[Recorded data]
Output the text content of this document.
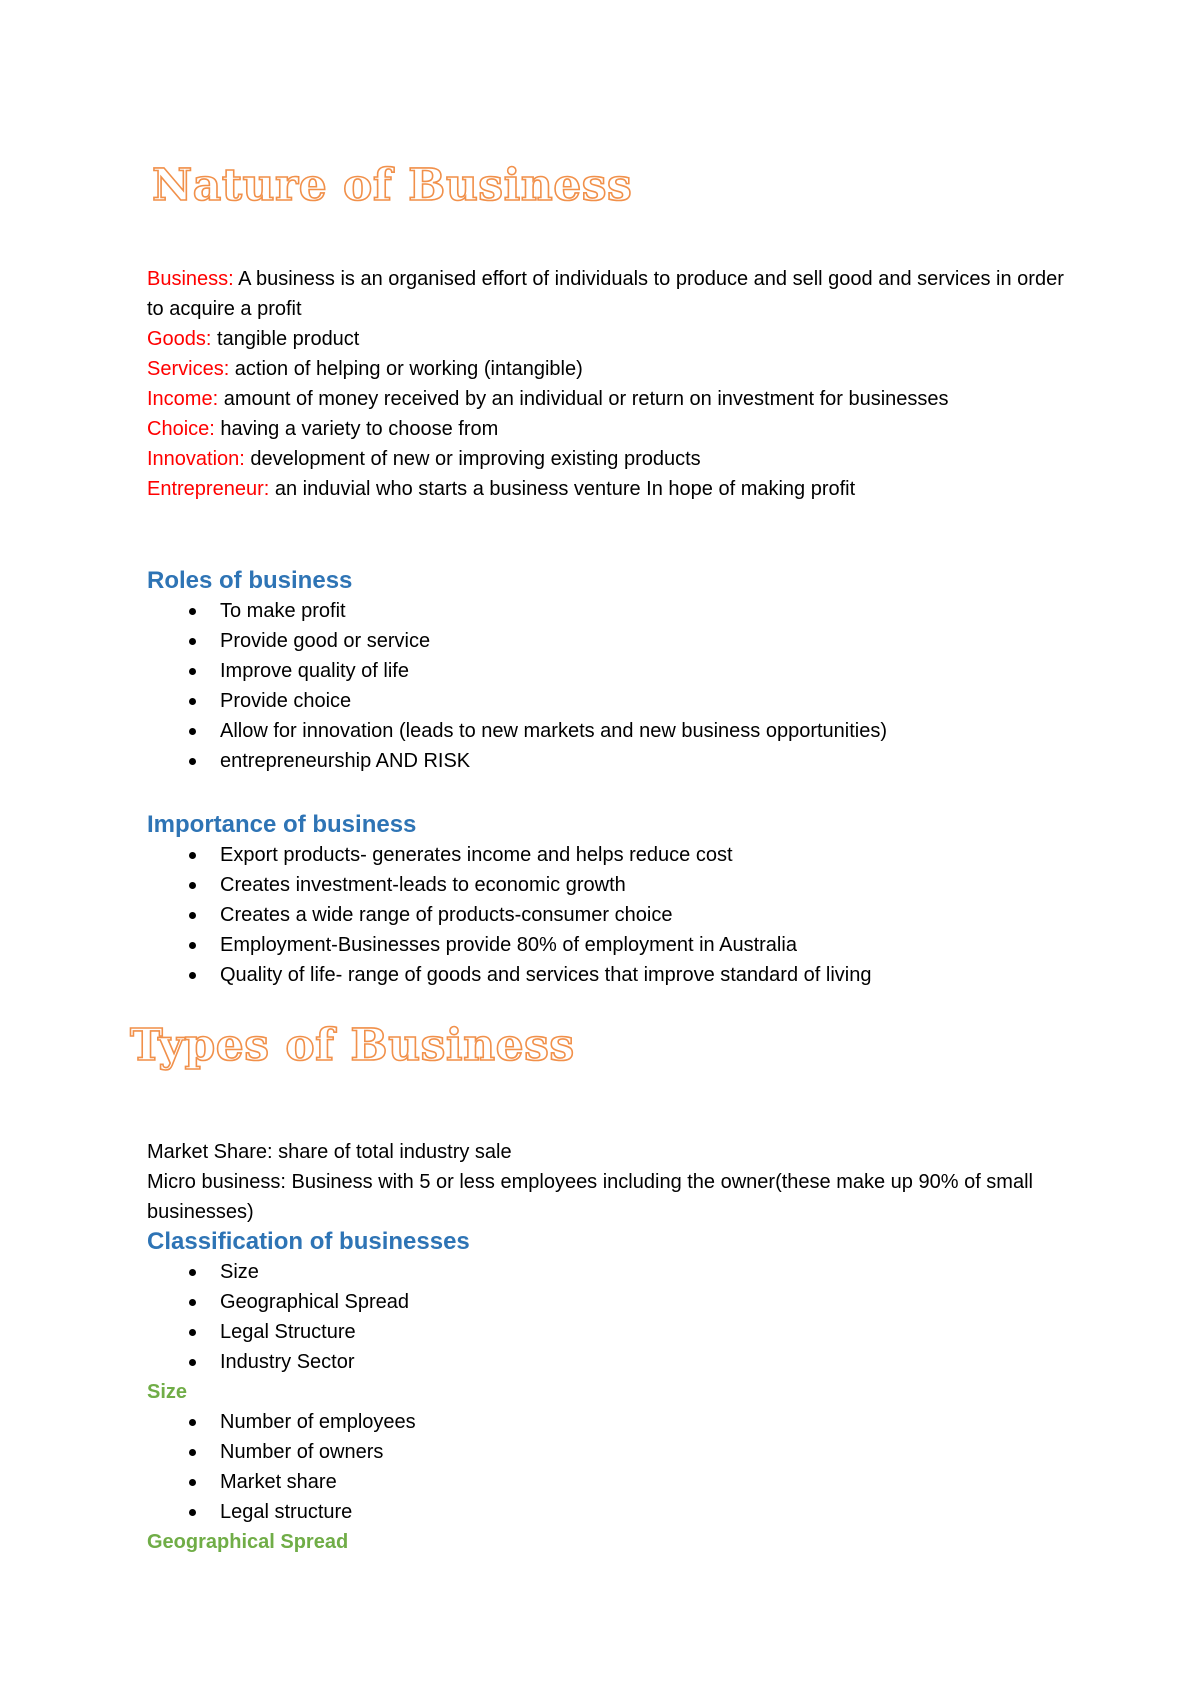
Nature of Business

Business: A business is an organised effort of individuals to produce and sell good and services in order to acquire a profit

Goods: tangible product

Services: action of helping or working (intangible)

Income: amount of money received by an individual or return on investment for businesses

Choice: having a variety to choose from

Innovation: development of new or improving existing products

Entrepreneur: an induvial who starts a business venture In hope of making profit

Roles of business
To make profit
Provide good or service
Improve quality of life
Provide choice
Allow for innovation (leads to new markets and new business opportunities)
entrepreneurship AND RISK
Importance of business
Export products- generates income and helps reduce cost
Creates investment-leads to economic growth
Creates a wide range of products-consumer choice
Employment-Businesses provide 80% of employment in Australia
Quality of life- range of goods and services that improve standard of living
Types of Business

Market Share: share of total industry sale

Micro business: Business with 5 or less employees including the owner(these make up 90% of small businesses)

Classification of businesses
Size
Geographical Spread
Legal Structure
Industry Sector
Size
Number of employees
Number of owners
Market share
Legal structure
Geographical Spread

* **Work to do**
Each record must be quoted in full and exactly. Do not include the pictures.

* **Full response**
Output the text content of this document.
Nature of Business

Business: A business is an organised effort of individuals to produce and sell good and services in order to acquire a profit

Goods: tangible product

Services: action of helping or working (intangible)

Income: amount of money received by an individual or return on investment for businesses

Choice: having a variety to choose from

Innovation: development of new or improving existing products

Entrepreneur: an induvial who starts a business venture In hope of making profit

Roles of business
To make profit
Provide good or service
Improve quality of life
Provide choice
Allow for innovation (leads to new markets and new business opportunities)
entrepreneurship AND RISK
Importance of business
Export products- generates income and helps reduce cost
Creates investment-leads to economic growth
Creates a wide range of products-consumer choice
Employment-Businesses provide 80% of employment in Australia
Quality of life- range of goods and services that improve standard of living
Types of Business

Market Share: share of total industry sale

Micro business: Business with 5 or less employees including the owner(these make up 90% of small businesses)

Classification of businesses
Size
Geographical Spread
Legal Structure
Industry Sector
Size
Number of employees
Number of owners
Market share
Legal structure
Geographical Spread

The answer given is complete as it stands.